» **INSTRUKSI TERTULIS 1**
Jawablah pertanyaan berikut berdasarkan teks tentang Hari Peristiwa Kapal Tujuh.
(a) Pada tanggal berapa Hari Peristiwa Kapal Tujuh diperingati setiap tahun?
(b) Gambar dalam teks itu berasal dari koleksi museum apa?
(c) Situs berita apa yang disebut di awal paragraf terakhir?
» **INSTRUKSI TERTULIS 2**
Teruskan teks tentang Hari Peristiwa Kapal Tujuh setelah kalimat terakhirnya.

» **KUTIPAN TEKS**
Menuju konten utama
Sejarah Hari Ini

Sejarah Hari Peristiwa Kapal Tujuh yang Diperingati pada 5 Februari

Sejarah Hari Peristiwa Kapal Tujuh yang diperingati pada tanggal 5 Februari setiap tahunnya.

Sejarah Hari Peristiwa Kapal Tujuh yang Diperingati pada 5 Februari
Peristiwa Kapal Tujuh Provinsi / kapal de zeven provincin. wikimedia commons/free/koleksi tropen museum/

tirto.id - Peringatan Hari Peristiwa Kapal Tujuh jatuh setiap tanggal 5 Februari, dan tahun ini bertepatan pada hari ini, Minggu (5/2/2022).

» **KUMPULAN CATATAN**
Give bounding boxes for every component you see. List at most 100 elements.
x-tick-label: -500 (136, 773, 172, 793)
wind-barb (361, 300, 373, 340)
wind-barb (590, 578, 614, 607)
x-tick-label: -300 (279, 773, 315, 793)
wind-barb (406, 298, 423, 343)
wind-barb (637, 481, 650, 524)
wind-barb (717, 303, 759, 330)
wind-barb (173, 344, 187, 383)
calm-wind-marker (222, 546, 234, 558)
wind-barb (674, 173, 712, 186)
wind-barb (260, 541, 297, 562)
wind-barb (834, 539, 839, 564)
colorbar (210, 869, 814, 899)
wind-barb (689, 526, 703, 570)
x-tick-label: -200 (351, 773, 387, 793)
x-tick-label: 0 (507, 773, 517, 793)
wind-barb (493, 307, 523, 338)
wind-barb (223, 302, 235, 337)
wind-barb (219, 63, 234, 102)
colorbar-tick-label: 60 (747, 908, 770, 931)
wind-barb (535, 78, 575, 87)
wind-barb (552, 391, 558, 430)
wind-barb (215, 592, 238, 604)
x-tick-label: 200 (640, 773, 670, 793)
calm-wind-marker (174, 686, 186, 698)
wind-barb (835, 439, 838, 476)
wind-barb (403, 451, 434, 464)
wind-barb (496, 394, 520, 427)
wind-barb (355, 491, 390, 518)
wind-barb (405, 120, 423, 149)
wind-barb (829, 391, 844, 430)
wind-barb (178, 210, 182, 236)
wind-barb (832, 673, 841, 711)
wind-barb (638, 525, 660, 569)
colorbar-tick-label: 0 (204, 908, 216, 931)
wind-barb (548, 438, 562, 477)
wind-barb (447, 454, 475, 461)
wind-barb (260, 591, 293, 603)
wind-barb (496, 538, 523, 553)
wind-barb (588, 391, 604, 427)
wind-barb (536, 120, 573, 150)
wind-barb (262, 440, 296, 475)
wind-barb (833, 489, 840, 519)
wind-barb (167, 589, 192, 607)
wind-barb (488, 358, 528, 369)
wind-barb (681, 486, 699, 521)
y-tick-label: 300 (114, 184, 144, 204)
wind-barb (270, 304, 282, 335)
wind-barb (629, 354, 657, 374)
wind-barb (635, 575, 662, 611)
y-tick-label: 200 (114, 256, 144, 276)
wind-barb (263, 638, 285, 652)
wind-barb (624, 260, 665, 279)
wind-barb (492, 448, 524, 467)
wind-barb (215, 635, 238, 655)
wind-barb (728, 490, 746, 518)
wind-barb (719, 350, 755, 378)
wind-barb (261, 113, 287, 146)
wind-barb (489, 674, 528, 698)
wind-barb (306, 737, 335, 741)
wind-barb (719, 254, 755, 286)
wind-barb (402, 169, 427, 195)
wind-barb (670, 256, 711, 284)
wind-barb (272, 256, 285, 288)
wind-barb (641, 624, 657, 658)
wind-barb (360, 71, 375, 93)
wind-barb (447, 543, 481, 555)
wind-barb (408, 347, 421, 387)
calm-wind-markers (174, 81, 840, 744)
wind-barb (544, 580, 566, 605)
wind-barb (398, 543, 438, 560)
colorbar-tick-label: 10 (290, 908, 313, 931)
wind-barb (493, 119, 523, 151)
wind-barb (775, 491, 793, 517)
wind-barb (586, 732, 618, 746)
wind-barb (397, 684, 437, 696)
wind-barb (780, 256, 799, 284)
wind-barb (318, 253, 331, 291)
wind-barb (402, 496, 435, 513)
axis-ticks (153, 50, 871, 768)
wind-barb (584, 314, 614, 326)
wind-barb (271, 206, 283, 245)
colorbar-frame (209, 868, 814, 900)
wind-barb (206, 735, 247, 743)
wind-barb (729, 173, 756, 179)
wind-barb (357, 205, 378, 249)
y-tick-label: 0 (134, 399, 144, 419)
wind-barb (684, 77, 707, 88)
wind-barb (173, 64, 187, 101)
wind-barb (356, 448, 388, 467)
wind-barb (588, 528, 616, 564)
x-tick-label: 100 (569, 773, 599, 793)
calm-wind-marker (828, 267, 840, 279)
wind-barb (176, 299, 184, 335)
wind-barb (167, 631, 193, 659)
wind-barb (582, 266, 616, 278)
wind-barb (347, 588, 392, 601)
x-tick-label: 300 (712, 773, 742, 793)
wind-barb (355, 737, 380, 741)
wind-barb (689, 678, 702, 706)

» **HASIL AKHIR 1**
(a) 5 Februari
(b) Tropen Museum
(c) tirto.id

» **HASIL AKHIR 2**
Meskipun terdengar asing bagi masyarakat Indonesia, Peringatan Hari Peristiwa Kapal Tujuh membawa pengingat akan sebuah kejadian heroik anti-kolonial Belanda pada tanggal 5 Februari 1933.

Di mana terjadi pemberontakan atau perlawanan yang dilakukan oleh awak kapal perang “De Zeven Provincen” milik pemerintah Belanda.

Pemberontakan ini dilatarbelakangi adanya penurunan upah awak kapal hingga mencapai 17 persen.

De Zeven Provincien adalah sebuah kapal perang terbesar yang dimiliki oleh Pemerintah Hindia Belanda pada masa itu.

Kapal ini merupakan sebuah bahtera yang fungsikan sebagai tempat karantina sejumlah marinir dari Eropa, Belanda, maupun Bumi Putera (pribumi Indonesia).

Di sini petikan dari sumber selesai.